## Start Supplied entries

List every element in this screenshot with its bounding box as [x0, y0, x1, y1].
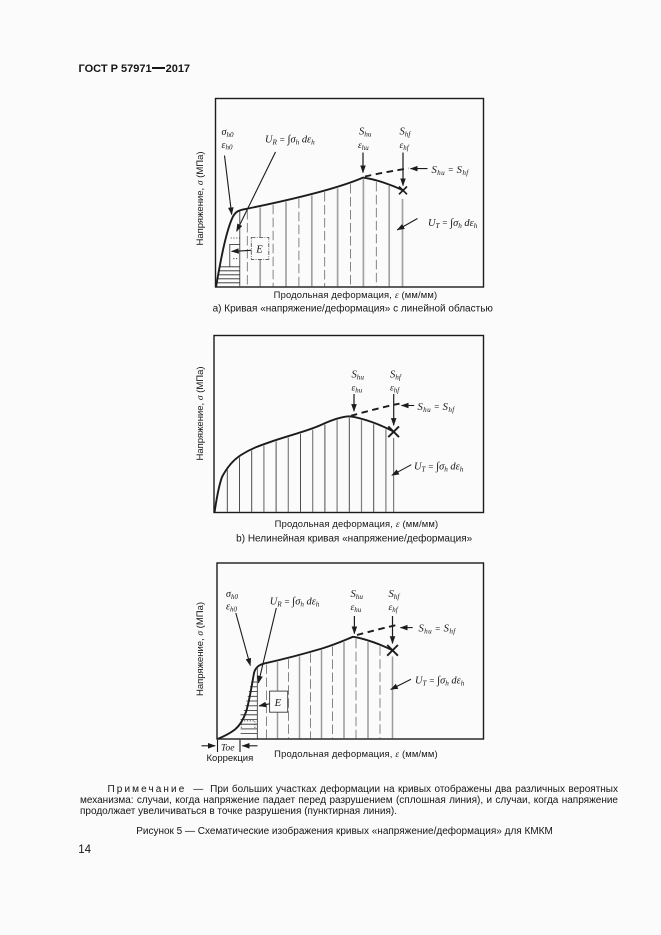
- svg-text:Shu: Shu: [352, 370, 365, 382]
- svg-text:b) Нелинейная кривая «напряжен: b) Нелинейная кривая «напряжение/деформа…: [236, 532, 473, 544]
- svg-text:Продольная деформация, ε (мм/м: Продольная деформация, ε (мм/мм): [274, 748, 438, 760]
- svg-text:Напряжение, σ (МПа): Напряжение, σ (МПа): [195, 602, 206, 696]
- svg-text:Shu = Shf: Shu = Shf: [418, 402, 456, 414]
- svg-text:UT = ∫σh dεh: UT = ∫σh dεh: [428, 217, 478, 230]
- svg-text:Shu = Shf: Shu = Shf: [419, 624, 457, 636]
- svg-text:εhu: εhu: [358, 140, 369, 152]
- svg-text:Toe: Toe: [221, 743, 235, 754]
- svg-text:Shf: Shf: [390, 370, 402, 382]
- svg-text:εhf: εhf: [389, 602, 399, 614]
- svg-text:Shu: Shu: [359, 127, 372, 139]
- svg-text:σh0: σh0: [222, 127, 234, 139]
- svg-text:εh0: εh0: [222, 140, 233, 152]
- svg-text:Напряжение, σ (МПа): Напряжение, σ (МПа): [195, 151, 206, 245]
- svg-text:UT = ∫σh dεh: UT = ∫σh dεh: [414, 460, 464, 473]
- svg-text:Shf: Shf: [389, 589, 401, 601]
- svg-text:Shu = Shf: Shu = Shf: [432, 165, 470, 177]
- svg-text:Коррекция: Коррекция: [207, 753, 254, 764]
- svg-text:εhu: εhu: [352, 383, 363, 395]
- svg-text:εhu: εhu: [351, 602, 362, 614]
- svg-text:εh0: εh0: [226, 602, 237, 614]
- svg-text:Напряжение, σ (МПа): Напряжение, σ (МПа): [195, 366, 206, 460]
- svg-text:εhf: εhf: [390, 383, 400, 395]
- svg-text:а) Кривая «напряжение/деформац: а) Кривая «напряжение/деформация» с лине…: [213, 303, 494, 315]
- svg-text:εhf: εhf: [400, 140, 410, 152]
- svg-text:UR = ∫σh dεh: UR = ∫σh dεh: [270, 596, 320, 609]
- svg-text:E: E: [274, 698, 282, 709]
- svg-text:Shf: Shf: [400, 127, 412, 139]
- svg-text:UR = ∫σh dεh: UR = ∫σh dεh: [265, 134, 315, 147]
- svg-text:σh0: σh0: [226, 589, 238, 601]
- svg-text:Продольная деформация, ε (мм/м: Продольная деформация, ε (мм/мм): [274, 289, 438, 301]
- svg-text:Продольная деформация, ε (мм/м: Продольная деформация, ε (мм/мм): [275, 518, 439, 530]
- svg-text:E: E: [255, 245, 263, 256]
- svg-text:Shu: Shu: [351, 589, 364, 601]
- svg-text:UT = ∫σh dεh: UT = ∫σh dεh: [415, 675, 465, 688]
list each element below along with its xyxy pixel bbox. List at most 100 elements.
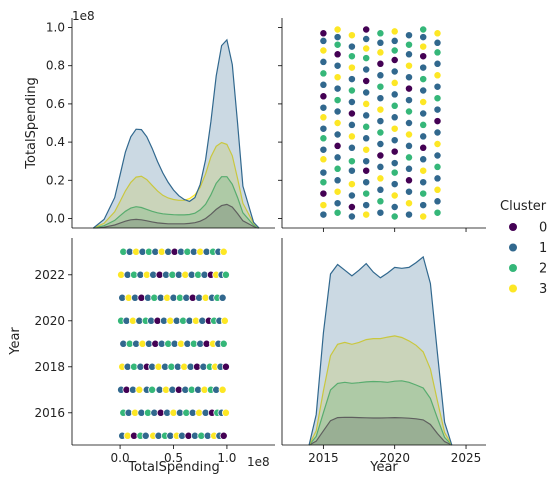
scatter-point xyxy=(362,99,371,108)
scatter-point xyxy=(376,48,385,57)
scatter-point xyxy=(419,212,428,221)
scatter-point xyxy=(333,96,342,105)
scatter-point xyxy=(333,73,342,82)
scatter-point xyxy=(376,94,385,103)
scatter-point xyxy=(347,157,356,166)
scatter-point xyxy=(419,132,428,141)
y-tick-label-spending: 0.4 xyxy=(46,135,65,149)
y-tick-label-spending: 0.6 xyxy=(46,97,65,111)
scatter-point xyxy=(405,50,413,59)
scatter-point xyxy=(221,362,230,371)
scatter-point xyxy=(362,54,371,63)
legend-label-cluster-0: 0 xyxy=(539,221,547,236)
scatter-point xyxy=(419,178,428,187)
scatter-point xyxy=(405,176,413,185)
scatter-point xyxy=(319,145,328,154)
scatter-point xyxy=(433,197,442,206)
scatter-point xyxy=(419,25,428,34)
scatter-point xyxy=(362,88,371,97)
scatter-point xyxy=(178,431,186,440)
scatter-point xyxy=(419,86,428,95)
scatter-point xyxy=(362,65,371,74)
x-tick-label-year: 2015 xyxy=(308,451,339,465)
scatter-point xyxy=(405,199,413,208)
y-tick-label-spending: 0.0 xyxy=(46,211,65,225)
kde-fill-cluster-1 xyxy=(93,39,260,229)
scatter-point xyxy=(433,38,442,47)
scatter-point xyxy=(319,113,328,122)
scatter-point xyxy=(433,117,442,126)
scatter-point xyxy=(333,50,342,59)
scatter-point xyxy=(319,124,328,133)
scatter-point xyxy=(390,46,399,55)
scatter-point xyxy=(390,78,399,87)
kde-line-cluster-0 xyxy=(308,416,453,446)
scatter-point xyxy=(390,168,399,177)
scatter-point xyxy=(419,166,428,175)
scatter-point xyxy=(405,107,413,116)
scatter-point xyxy=(433,174,442,183)
scatter-point xyxy=(405,31,413,40)
scatter-point xyxy=(333,199,342,208)
scatter-point xyxy=(319,201,328,210)
kde-fill-cluster-3 xyxy=(309,335,452,445)
scatter-point xyxy=(333,25,342,34)
legend-label-cluster-2: 2 xyxy=(539,262,547,277)
scatter-point xyxy=(319,189,328,198)
scatter-point xyxy=(433,71,442,80)
scatter-point xyxy=(347,143,356,152)
scatter-point xyxy=(376,185,385,194)
scatter-point xyxy=(405,141,413,150)
scatter-point xyxy=(405,210,413,219)
legend-marker-cluster-2 xyxy=(509,264,517,272)
scatter-point xyxy=(333,176,342,185)
scatter-point xyxy=(362,145,371,154)
scatter-point xyxy=(174,270,183,279)
scatter-point xyxy=(433,82,442,91)
kde-line-cluster-2 xyxy=(308,380,453,446)
y-tick-label-year: 2020 xyxy=(34,314,65,328)
scatter-point xyxy=(376,162,385,171)
scatter-point xyxy=(390,147,399,156)
scatter-point xyxy=(362,134,371,143)
scatter-point xyxy=(198,316,207,325)
scatter-point xyxy=(362,178,371,187)
y-tick-label-spending: 1.0 xyxy=(46,21,65,35)
scatter-point xyxy=(405,187,413,196)
kde-fill-cluster-3 xyxy=(93,142,260,228)
scatter-point xyxy=(433,105,442,114)
scatter-point xyxy=(319,210,328,219)
scatter-point xyxy=(319,36,328,45)
scatter-point xyxy=(376,128,385,137)
scatter-point xyxy=(347,109,356,118)
kde-fill-cluster-1 xyxy=(309,256,452,445)
scatter-point xyxy=(405,96,413,105)
kde-fill-cluster-0 xyxy=(309,417,452,445)
scatter-point xyxy=(219,339,228,348)
scatter-point xyxy=(419,33,428,42)
scatter-point xyxy=(319,103,328,112)
scatter-point xyxy=(362,122,371,131)
scatter-point xyxy=(218,293,227,302)
scatter-point xyxy=(419,201,428,210)
scatter-point xyxy=(347,98,356,106)
scatter-point xyxy=(195,293,204,302)
scatter-point xyxy=(319,168,328,177)
scatter-point xyxy=(154,362,163,371)
scatter-point xyxy=(117,270,126,279)
scatter-point xyxy=(362,111,371,120)
scatter-point xyxy=(419,52,428,61)
x-offset-label: 1e8 xyxy=(247,455,270,469)
scatter-point xyxy=(333,208,342,217)
scatter-point xyxy=(219,431,228,440)
scatter-point xyxy=(433,140,442,148)
scatter-point xyxy=(333,141,342,150)
scatter-point xyxy=(390,27,399,36)
scatter-point xyxy=(390,67,399,76)
scatter-point xyxy=(220,316,229,325)
kde-fill-cluster-0 xyxy=(93,204,260,228)
scatter-point xyxy=(362,157,371,166)
scatter-point xyxy=(419,143,428,152)
scatter-point xyxy=(333,107,342,116)
scatter-point xyxy=(419,189,428,198)
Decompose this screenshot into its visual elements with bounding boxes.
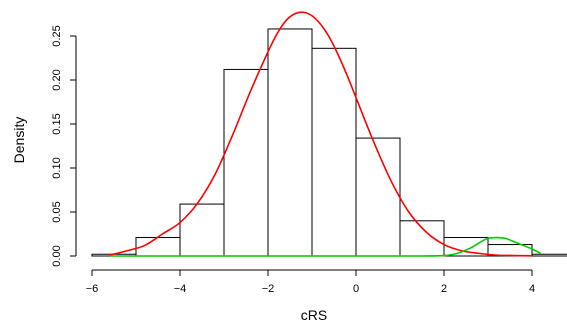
red-density-curve [109,11,533,257]
y-tick-label: 0.25 [51,25,63,46]
y-axis: 0.00 0.05 0.10 0.15 0.20 0.25 [51,25,77,267]
x-axis-title: cRS [301,307,327,323]
x-tick-label: 4 [529,283,535,295]
x-tick-label: −6 [86,283,99,295]
y-tick-label: 0.10 [51,157,63,178]
y-tick-label: 0.20 [51,69,63,90]
histogram-bar-3 [223,68,269,257]
histogram-bar-4 [267,28,313,257]
x-tick-label: 0 [353,283,359,295]
y-tick-label: 0.05 [51,201,63,222]
histogram-bar-2 [179,203,225,257]
histogram-bar-7 [399,220,445,257]
histogram-bar-5 [311,47,357,257]
x-tick-label: 2 [441,283,447,295]
x-tick-label: −4 [174,283,187,295]
histogram-bar-10 [531,253,567,257]
y-tick-label: 0.00 [51,245,63,266]
x-axis: −6 −4 −2 0 2 4 [86,269,535,295]
density-curves [109,11,542,257]
histogram-bars [91,28,567,257]
green-density-curve [109,236,542,257]
x-tick-label: −2 [262,283,275,295]
y-axis-title: Density [11,117,27,164]
histogram-bar-6 [355,137,401,257]
y-tick-label: 0.15 [51,113,63,134]
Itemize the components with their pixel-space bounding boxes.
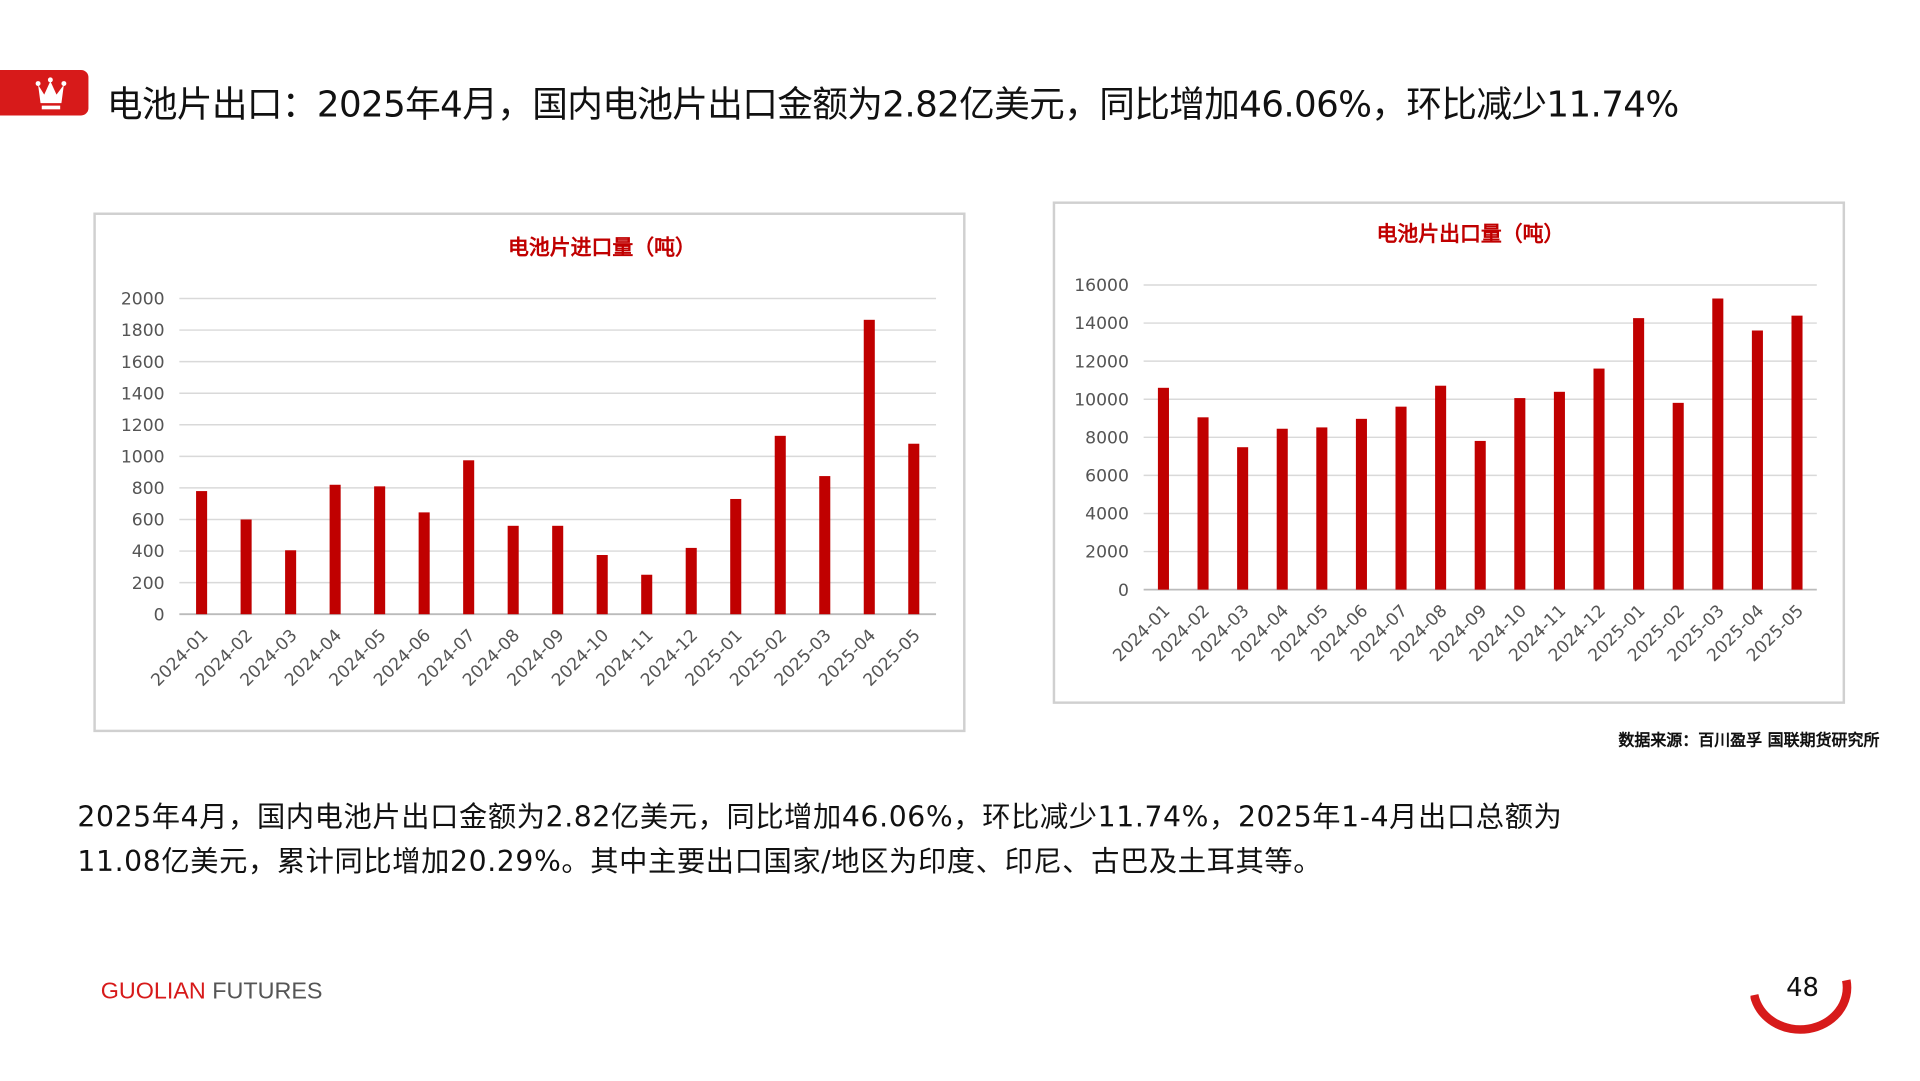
y-tick-label: 600 xyxy=(132,511,165,531)
bar xyxy=(1751,330,1763,590)
body-line-2: 11.08亿美元，累计同比增加20.29%。其中主要出口国家/地区为印度、印尼、… xyxy=(77,846,1323,879)
bar xyxy=(1633,318,1645,590)
y-tick-label: 4000 xyxy=(1085,505,1129,525)
import-chart-panel: 电池片进口量（吨） 0 200 400 600 800 1000 1200 1400 1600 18… xyxy=(93,212,966,733)
y-tick-label: 0 xyxy=(1118,581,1129,601)
bar xyxy=(863,319,875,615)
y-tick-label: 2000 xyxy=(1085,543,1129,563)
y-tick-label: 1200 xyxy=(121,416,165,436)
bar xyxy=(1474,440,1486,590)
export-chart-panel: 电池片出口量（吨） 0 2000 4000 6000 8000 10000 12000 1400… xyxy=(1052,201,1846,704)
chart-title: 电池片出口量（吨） xyxy=(1376,221,1564,246)
y-tick-label: 10000 xyxy=(1074,390,1129,410)
export-chart: 电池片出口量（吨） 0 2000 4000 6000 8000 10000 12000 1400… xyxy=(1074,221,1817,666)
page-title: 电池片出口：2025年4月，国内电池片出口金额为2.82亿美元，同比增加46.0… xyxy=(106,83,1679,126)
bar xyxy=(641,574,653,615)
bar xyxy=(1157,387,1169,590)
bar xyxy=(1672,402,1684,590)
brand-gray: FUTURES xyxy=(205,979,323,1005)
bar xyxy=(1435,385,1447,590)
bar xyxy=(1197,417,1209,590)
y-tick-label: 1000 xyxy=(121,447,165,467)
bar xyxy=(1514,398,1526,590)
header-badge xyxy=(0,70,89,116)
crown-icon xyxy=(35,77,67,110)
bar xyxy=(196,491,208,615)
import-chart: 电池片进口量（吨） 0 200 400 600 800 1000 1200 1400 1600 18… xyxy=(121,234,937,691)
bar xyxy=(774,435,786,615)
y-tick-label: 16000 xyxy=(1074,276,1129,296)
bar xyxy=(685,547,697,615)
y-tick-label: 14000 xyxy=(1074,314,1129,334)
bar xyxy=(374,486,386,615)
bar xyxy=(463,460,475,615)
page-arc-icon xyxy=(1750,979,1852,1034)
data-source: 数据来源：百川盈孚 国联期货研究所 xyxy=(1618,732,1880,751)
y-tick-label: 2000 xyxy=(121,290,165,310)
y-tick-label: 0 xyxy=(154,605,165,625)
y-tick-label: 6000 xyxy=(1085,467,1129,487)
bar xyxy=(285,550,297,615)
bar xyxy=(1276,428,1288,590)
chart-title: 电池片进口量（吨） xyxy=(508,234,696,259)
bar xyxy=(1712,298,1724,590)
y-tick-label: 1400 xyxy=(121,384,165,404)
body-line-1: 2025年4月，国内电池片出口金额为2.82亿美元，同比增加46.06%，环比减… xyxy=(77,802,1563,835)
bar xyxy=(1355,418,1367,590)
y-tick-label: 8000 xyxy=(1085,428,1129,448)
bar xyxy=(552,525,564,615)
bar xyxy=(1553,391,1565,590)
brand-logo: GUOLIAN FUTURES xyxy=(101,979,323,1006)
bar xyxy=(1593,368,1605,590)
y-tick-label: 12000 xyxy=(1074,352,1129,372)
page-number: 48 xyxy=(1786,972,1819,1003)
bar xyxy=(730,498,742,615)
bar xyxy=(596,555,608,615)
bar xyxy=(908,443,920,615)
bar xyxy=(819,476,831,615)
bar xyxy=(240,519,252,615)
brand-red: GUOLIAN xyxy=(100,979,206,1005)
bar xyxy=(507,525,519,615)
body-text: 2025年4月，国内电池片出口金额为2.82亿美元，同比增加46.06%，环比减… xyxy=(77,796,1846,884)
y-tick-label: 1600 xyxy=(121,353,165,373)
y-tick-label: 400 xyxy=(132,542,165,562)
y-tick-label: 800 xyxy=(132,479,165,499)
bar xyxy=(1395,406,1407,590)
y-tick-label: 200 xyxy=(132,574,165,594)
bar xyxy=(1316,427,1328,590)
bar xyxy=(1791,315,1803,590)
bar xyxy=(329,484,341,615)
bar xyxy=(1237,447,1249,590)
y-tick-label: 1800 xyxy=(121,321,165,341)
bar xyxy=(418,512,430,615)
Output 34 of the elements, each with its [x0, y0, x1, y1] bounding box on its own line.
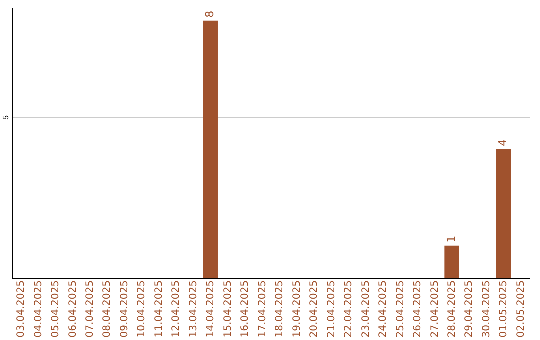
x-tick-label: 03.04.2025	[16, 280, 28, 338]
x-tick-label: 19.04.2025	[292, 280, 303, 338]
x-tick-label: 27.04.2025	[430, 280, 441, 338]
x-tick-label: 01.05.2025	[498, 280, 510, 338]
x-tick-label: 16.04.2025	[240, 280, 252, 338]
x-tick-label: 23.04.2025	[360, 280, 372, 338]
x-tick-label: 24.04.2025	[378, 280, 390, 338]
x-tick-label: 20.04.2025	[309, 280, 320, 338]
x-tick-label: 07.04.2025	[85, 280, 96, 338]
data-label: 8	[204, 10, 217, 18]
x-tick-label: 21.04.2025	[326, 280, 338, 338]
x-tick-label: 11.04.2025	[154, 280, 165, 338]
x-tick-label: 29.04.2025	[464, 280, 476, 338]
x-tick-label: 13.04.2025	[188, 280, 200, 338]
x-tick-label: 12.04.2025	[171, 280, 182, 338]
x-tick-label: 04.04.2025	[33, 280, 44, 338]
x-tick-label: 09.04.2025	[119, 280, 130, 338]
y-tick-label: 5	[2, 115, 10, 120]
data-label: 1	[445, 236, 458, 243]
x-tick-label: 30.04.2025	[481, 280, 492, 338]
x-tick-label: 15.04.2025	[222, 280, 234, 338]
x-tick-label: 18.04.2025	[274, 280, 286, 338]
x-tick-label: 14.04.2025	[206, 280, 217, 338]
x-tick-label: 10.04.2025	[136, 280, 148, 338]
x-tick-label: 28.04.2025	[447, 280, 458, 338]
x-tick-label: 02.05.2025	[516, 280, 527, 338]
x-tick-label: 22.04.2025	[344, 280, 355, 338]
x-tick-label: 05.04.2025	[50, 280, 62, 338]
x-tick-label: 25.04.2025	[395, 280, 406, 338]
data-label: 4	[496, 139, 510, 146]
x-tick-label: 17.04.2025	[257, 280, 268, 338]
x-tick-label: 26.04.2025	[412, 280, 424, 338]
x-tick-label: 06.04.2025	[68, 280, 79, 338]
x-tick-label: 08.04.2025	[102, 280, 114, 338]
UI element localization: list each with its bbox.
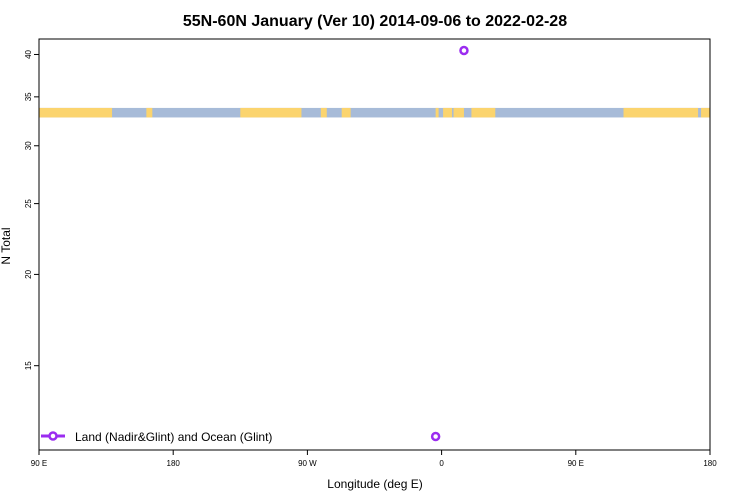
land-segment <box>471 107 496 118</box>
land-segment <box>453 107 464 118</box>
x-tick-label: 90 W <box>298 459 317 468</box>
land-segment <box>341 107 351 118</box>
axis-ticks: 90 E 180 90 W 0 90 E 180 15 20 25 30 35 40 <box>24 49 717 468</box>
legend-marker-icon <box>48 431 58 441</box>
ocean-band <box>39 107 710 118</box>
y-axis-label: N Total <box>0 227 13 264</box>
y-tick-label: 40 <box>24 49 33 58</box>
y-tick-label: 35 <box>24 92 33 101</box>
land-segment <box>240 107 302 118</box>
data-point <box>459 45 469 56</box>
land-segment <box>443 107 453 118</box>
plot-frame <box>38 38 711 451</box>
x-tick-label: 90 E <box>568 459 584 468</box>
legend-label: Land (Nadir&Glint) and Ocean (Glint) <box>75 430 272 444</box>
land-segment <box>435 107 439 118</box>
x-tick-label: 90 E <box>31 459 47 468</box>
land-segment <box>39 107 113 118</box>
x-tick-label: 180 <box>167 459 181 468</box>
land-ocean-band <box>39 107 710 118</box>
y-tick-label: 25 <box>24 199 33 208</box>
y-tick-label: 20 <box>24 269 33 278</box>
land-segment <box>701 107 710 118</box>
land-segment <box>146 107 153 118</box>
x-tick-label: 180 <box>703 459 717 468</box>
legend: Land (Nadir&Glint) and Ocean (Glint) <box>41 430 272 444</box>
data-points <box>430 45 469 442</box>
x-tick-label: 0 <box>439 459 444 468</box>
data-point <box>430 431 441 442</box>
land-segment <box>623 107 699 118</box>
y-tick-label: 30 <box>24 141 33 150</box>
x-axis-label: Longitude (deg E) <box>327 477 422 491</box>
chart-title: 55N-60N January (Ver 10) 2014-09-06 to 2… <box>183 13 567 30</box>
land-segment <box>320 107 327 118</box>
y-tick-label: 15 <box>24 361 33 370</box>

## End Supplied entries

- Exercise -
List each line of the items above that contains the string "body". Case counts.

- Response -
body-line-2: 11.08亿美元，累计同比增加20.29%。其中主要出口国家/地区为印度、印尼、… xyxy=(77,846,1323,879)
body-line-1: 2025年4月，国内电池片出口金额为2.82亿美元，同比增加46.06%，环比减… xyxy=(77,802,1563,835)
body-text: 2025年4月，国内电池片出口金额为2.82亿美元，同比增加46.06%，环比减… xyxy=(77,796,1846,884)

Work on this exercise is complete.